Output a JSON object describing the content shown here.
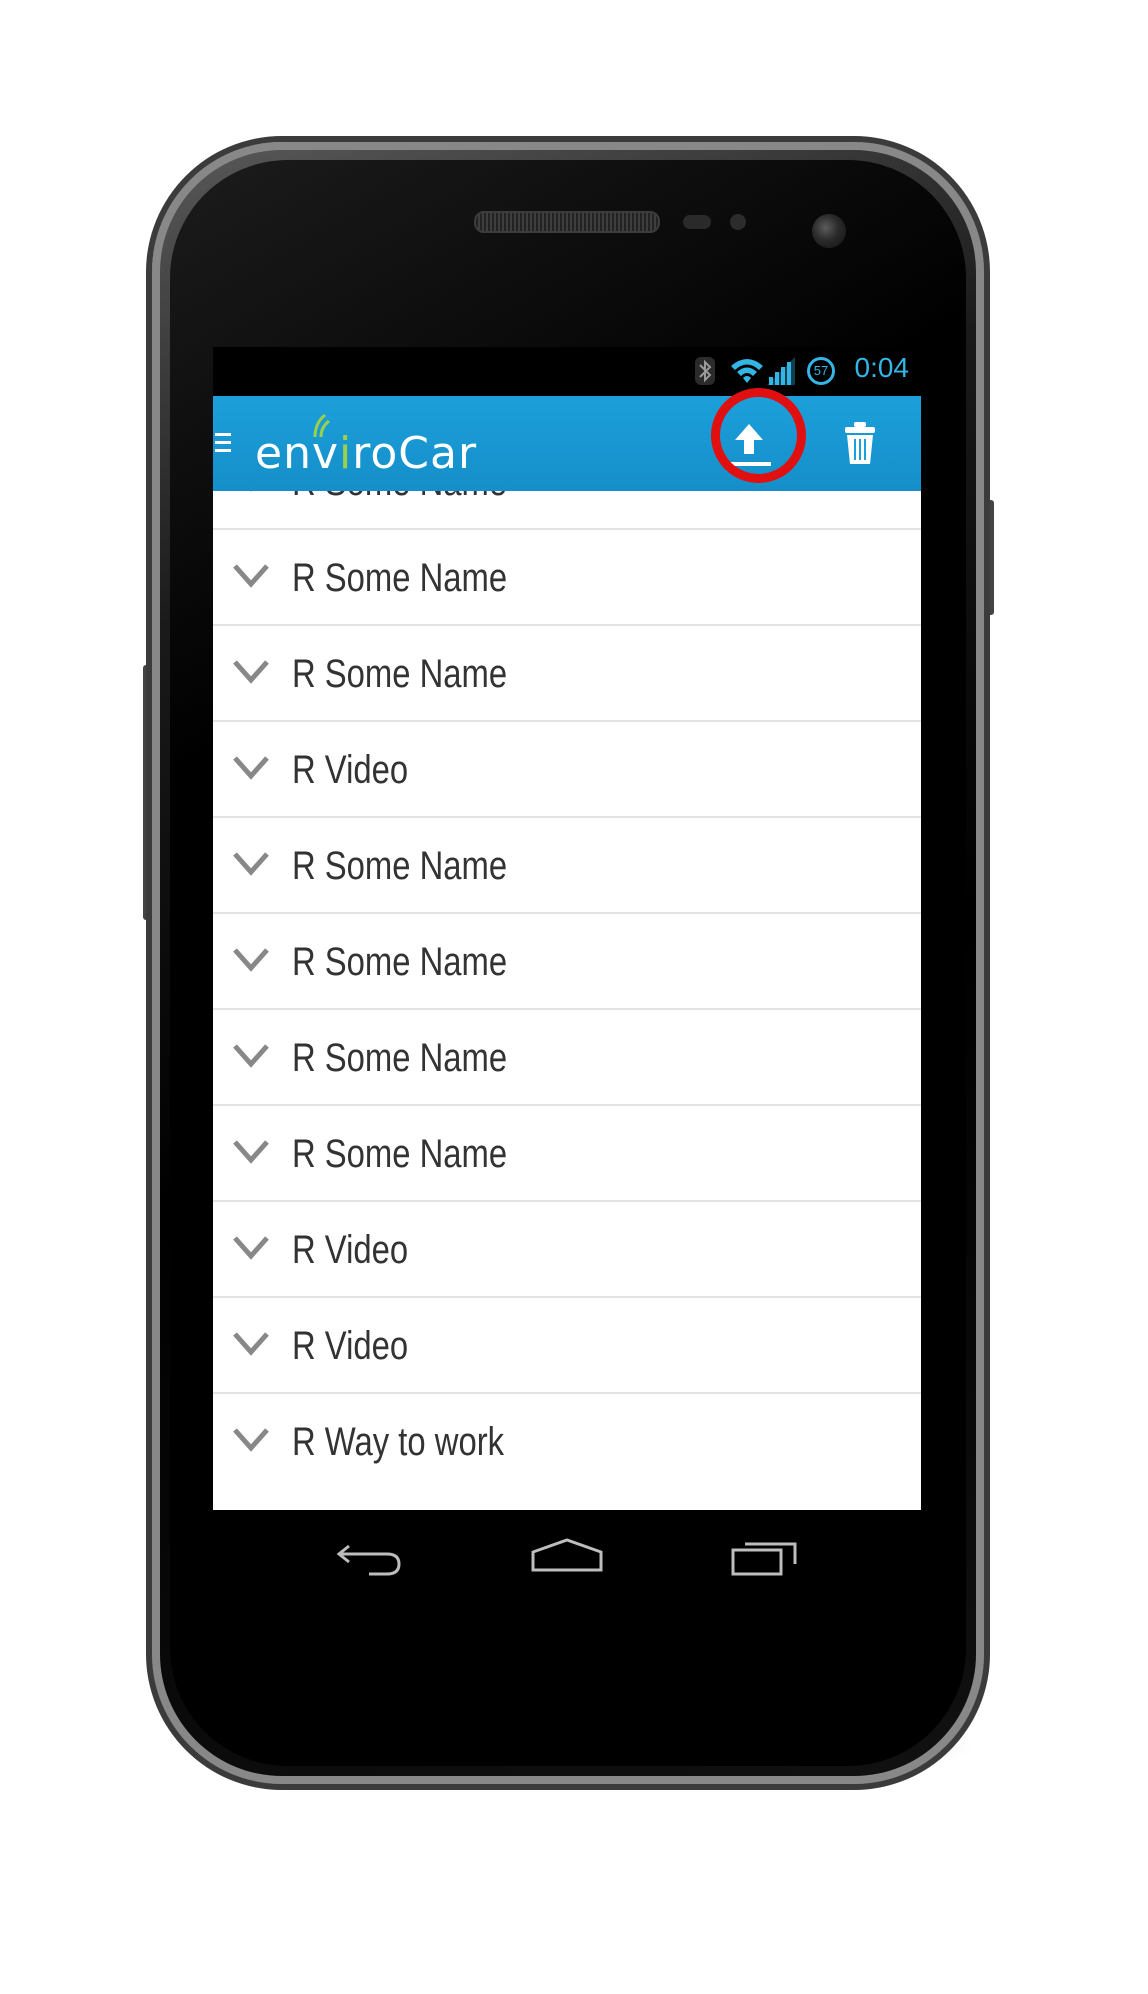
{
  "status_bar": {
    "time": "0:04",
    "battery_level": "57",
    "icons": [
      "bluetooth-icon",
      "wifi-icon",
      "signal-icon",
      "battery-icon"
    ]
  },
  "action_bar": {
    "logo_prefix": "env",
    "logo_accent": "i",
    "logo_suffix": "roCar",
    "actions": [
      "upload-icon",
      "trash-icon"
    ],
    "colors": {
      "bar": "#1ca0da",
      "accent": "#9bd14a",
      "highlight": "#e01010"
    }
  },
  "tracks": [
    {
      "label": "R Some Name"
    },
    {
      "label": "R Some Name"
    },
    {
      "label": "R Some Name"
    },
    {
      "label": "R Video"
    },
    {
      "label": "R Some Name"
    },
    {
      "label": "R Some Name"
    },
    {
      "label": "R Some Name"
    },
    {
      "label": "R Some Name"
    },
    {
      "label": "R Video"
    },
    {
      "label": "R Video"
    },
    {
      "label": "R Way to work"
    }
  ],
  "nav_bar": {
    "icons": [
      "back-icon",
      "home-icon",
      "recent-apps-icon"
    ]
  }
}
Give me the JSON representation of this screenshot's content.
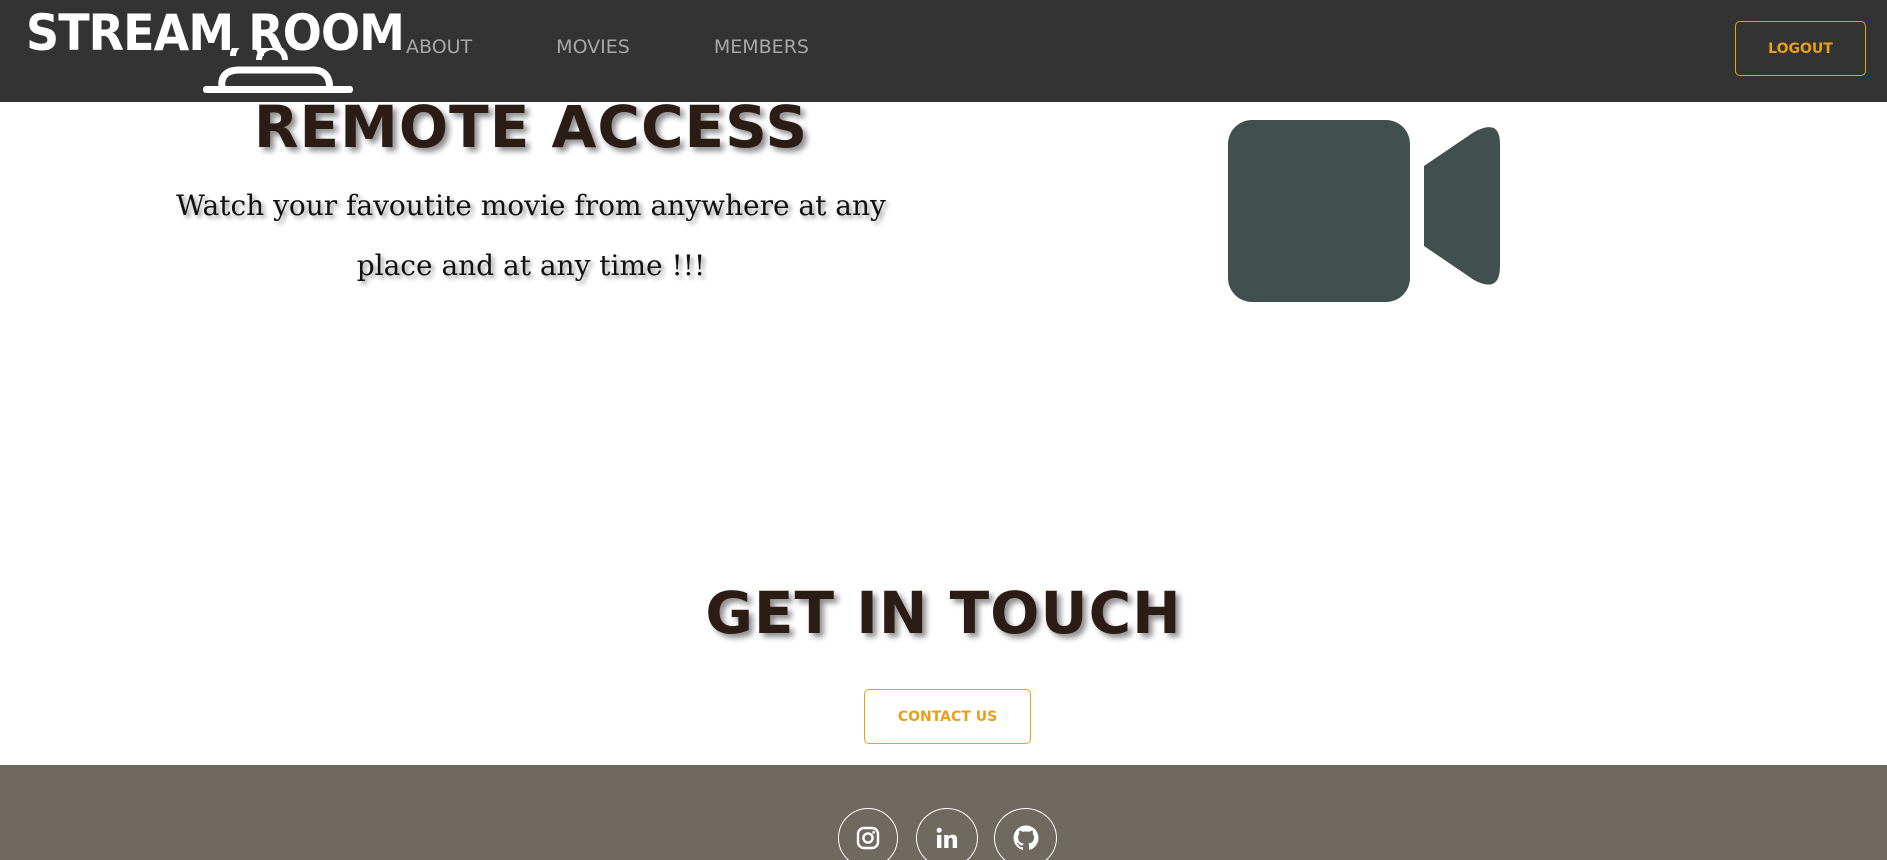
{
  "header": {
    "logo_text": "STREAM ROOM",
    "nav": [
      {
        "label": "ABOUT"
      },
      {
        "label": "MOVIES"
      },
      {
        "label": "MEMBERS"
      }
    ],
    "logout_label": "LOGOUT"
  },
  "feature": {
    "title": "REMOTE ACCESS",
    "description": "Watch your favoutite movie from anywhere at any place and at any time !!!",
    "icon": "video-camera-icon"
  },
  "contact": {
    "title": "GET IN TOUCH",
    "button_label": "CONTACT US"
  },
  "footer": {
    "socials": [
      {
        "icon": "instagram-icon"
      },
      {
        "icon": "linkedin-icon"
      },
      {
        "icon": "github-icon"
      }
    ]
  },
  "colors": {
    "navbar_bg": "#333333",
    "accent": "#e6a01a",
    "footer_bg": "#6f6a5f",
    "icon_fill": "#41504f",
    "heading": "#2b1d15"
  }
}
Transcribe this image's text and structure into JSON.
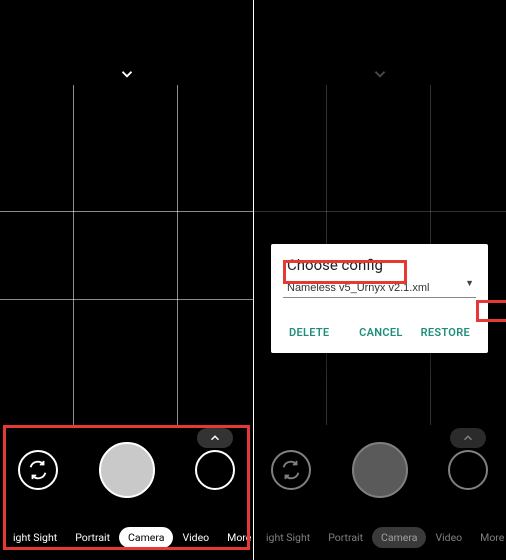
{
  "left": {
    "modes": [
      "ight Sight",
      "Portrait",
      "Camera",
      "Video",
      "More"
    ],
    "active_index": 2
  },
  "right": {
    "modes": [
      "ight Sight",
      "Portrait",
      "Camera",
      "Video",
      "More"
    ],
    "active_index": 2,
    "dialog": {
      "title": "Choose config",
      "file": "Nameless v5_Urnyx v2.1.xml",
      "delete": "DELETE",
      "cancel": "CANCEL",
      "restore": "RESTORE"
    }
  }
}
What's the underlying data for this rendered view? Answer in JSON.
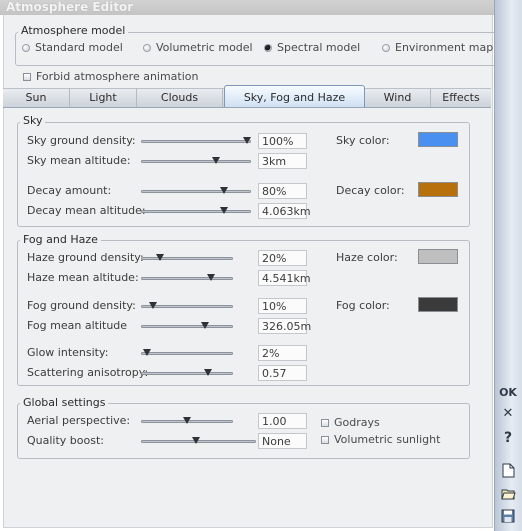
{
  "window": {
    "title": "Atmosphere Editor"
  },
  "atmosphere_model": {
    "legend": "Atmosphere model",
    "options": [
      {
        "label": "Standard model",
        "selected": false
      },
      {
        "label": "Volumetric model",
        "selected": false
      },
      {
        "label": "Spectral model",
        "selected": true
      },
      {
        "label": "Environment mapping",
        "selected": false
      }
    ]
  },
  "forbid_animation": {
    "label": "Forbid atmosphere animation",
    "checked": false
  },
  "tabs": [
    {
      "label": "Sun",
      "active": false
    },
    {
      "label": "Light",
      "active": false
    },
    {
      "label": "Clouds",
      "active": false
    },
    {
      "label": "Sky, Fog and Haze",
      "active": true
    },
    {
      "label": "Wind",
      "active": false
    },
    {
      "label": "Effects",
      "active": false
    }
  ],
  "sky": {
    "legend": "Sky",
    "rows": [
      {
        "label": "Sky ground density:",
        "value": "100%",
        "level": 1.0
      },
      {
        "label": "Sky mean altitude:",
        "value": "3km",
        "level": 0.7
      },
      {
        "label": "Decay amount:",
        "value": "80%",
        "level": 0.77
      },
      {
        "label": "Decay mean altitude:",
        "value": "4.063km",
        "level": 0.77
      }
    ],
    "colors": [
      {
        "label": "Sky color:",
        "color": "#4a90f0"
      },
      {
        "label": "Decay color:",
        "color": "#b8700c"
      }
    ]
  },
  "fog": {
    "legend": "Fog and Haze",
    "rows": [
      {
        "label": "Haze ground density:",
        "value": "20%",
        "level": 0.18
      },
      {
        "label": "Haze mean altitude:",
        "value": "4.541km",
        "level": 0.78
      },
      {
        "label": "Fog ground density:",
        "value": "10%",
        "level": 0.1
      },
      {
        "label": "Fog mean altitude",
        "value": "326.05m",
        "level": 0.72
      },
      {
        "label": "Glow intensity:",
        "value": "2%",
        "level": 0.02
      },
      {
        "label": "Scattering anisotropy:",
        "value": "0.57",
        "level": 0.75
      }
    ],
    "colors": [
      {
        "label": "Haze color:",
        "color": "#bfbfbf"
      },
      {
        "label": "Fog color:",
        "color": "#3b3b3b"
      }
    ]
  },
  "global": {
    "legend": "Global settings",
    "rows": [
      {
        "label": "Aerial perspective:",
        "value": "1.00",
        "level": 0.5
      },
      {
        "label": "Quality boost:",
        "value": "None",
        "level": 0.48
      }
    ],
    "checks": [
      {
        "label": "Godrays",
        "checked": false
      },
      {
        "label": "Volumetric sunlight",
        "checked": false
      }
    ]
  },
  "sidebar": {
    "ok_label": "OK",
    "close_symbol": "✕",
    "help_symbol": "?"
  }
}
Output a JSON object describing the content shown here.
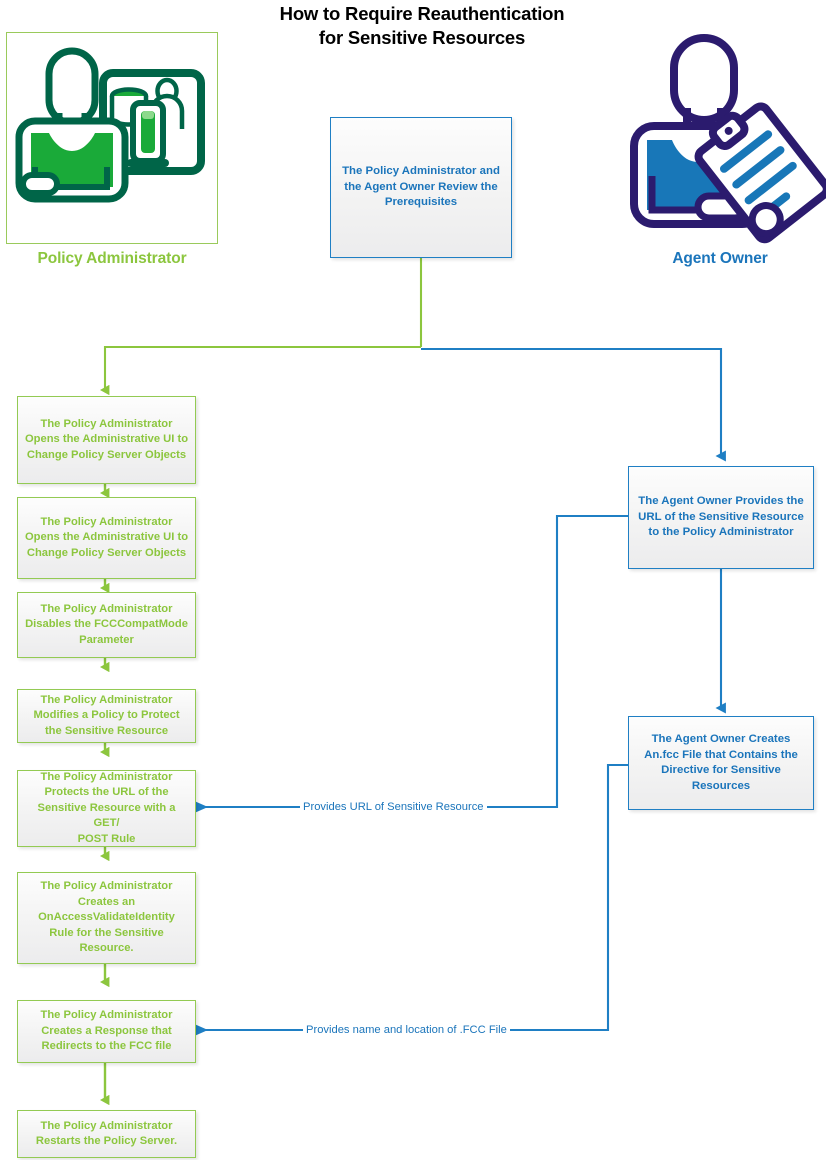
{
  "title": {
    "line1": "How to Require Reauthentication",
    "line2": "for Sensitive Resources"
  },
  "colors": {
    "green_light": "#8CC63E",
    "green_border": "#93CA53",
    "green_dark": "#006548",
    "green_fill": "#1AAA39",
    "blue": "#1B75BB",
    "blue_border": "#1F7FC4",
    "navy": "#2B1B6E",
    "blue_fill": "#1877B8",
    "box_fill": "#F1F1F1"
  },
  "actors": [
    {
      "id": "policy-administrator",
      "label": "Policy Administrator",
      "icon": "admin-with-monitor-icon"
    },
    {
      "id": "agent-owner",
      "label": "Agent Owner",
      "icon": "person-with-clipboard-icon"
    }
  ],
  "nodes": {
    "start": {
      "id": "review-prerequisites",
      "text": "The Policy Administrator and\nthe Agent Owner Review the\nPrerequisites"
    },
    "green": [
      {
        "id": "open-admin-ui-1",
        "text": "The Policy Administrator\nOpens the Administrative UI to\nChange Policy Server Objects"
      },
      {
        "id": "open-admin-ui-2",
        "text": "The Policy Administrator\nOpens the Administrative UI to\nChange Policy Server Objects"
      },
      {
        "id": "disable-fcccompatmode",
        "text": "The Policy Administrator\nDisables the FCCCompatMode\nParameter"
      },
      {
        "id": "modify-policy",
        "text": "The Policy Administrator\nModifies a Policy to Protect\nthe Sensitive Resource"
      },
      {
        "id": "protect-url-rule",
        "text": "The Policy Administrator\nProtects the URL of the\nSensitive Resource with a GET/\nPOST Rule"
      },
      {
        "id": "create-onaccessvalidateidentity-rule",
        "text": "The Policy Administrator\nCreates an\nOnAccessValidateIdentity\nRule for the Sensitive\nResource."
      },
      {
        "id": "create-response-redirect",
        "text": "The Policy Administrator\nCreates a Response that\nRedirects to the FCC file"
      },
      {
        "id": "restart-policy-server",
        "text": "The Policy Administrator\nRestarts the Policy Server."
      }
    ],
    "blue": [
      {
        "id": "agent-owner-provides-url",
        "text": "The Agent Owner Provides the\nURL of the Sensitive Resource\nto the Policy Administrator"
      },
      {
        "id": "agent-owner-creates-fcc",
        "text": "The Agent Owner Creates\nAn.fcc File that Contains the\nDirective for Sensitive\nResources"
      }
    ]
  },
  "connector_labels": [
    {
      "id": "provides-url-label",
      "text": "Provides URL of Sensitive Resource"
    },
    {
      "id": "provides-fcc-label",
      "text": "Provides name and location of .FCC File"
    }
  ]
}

_ _ _ _ _

#### WORK REQUIRED
Copy each line above containing the string "altitude".

#### THE REPLY
        "label": "Sky mean altitude:",
        "label": "Decay mean altitude:",
        "label": "Haze mean altitude:",
        "label": "Fog mean altitude",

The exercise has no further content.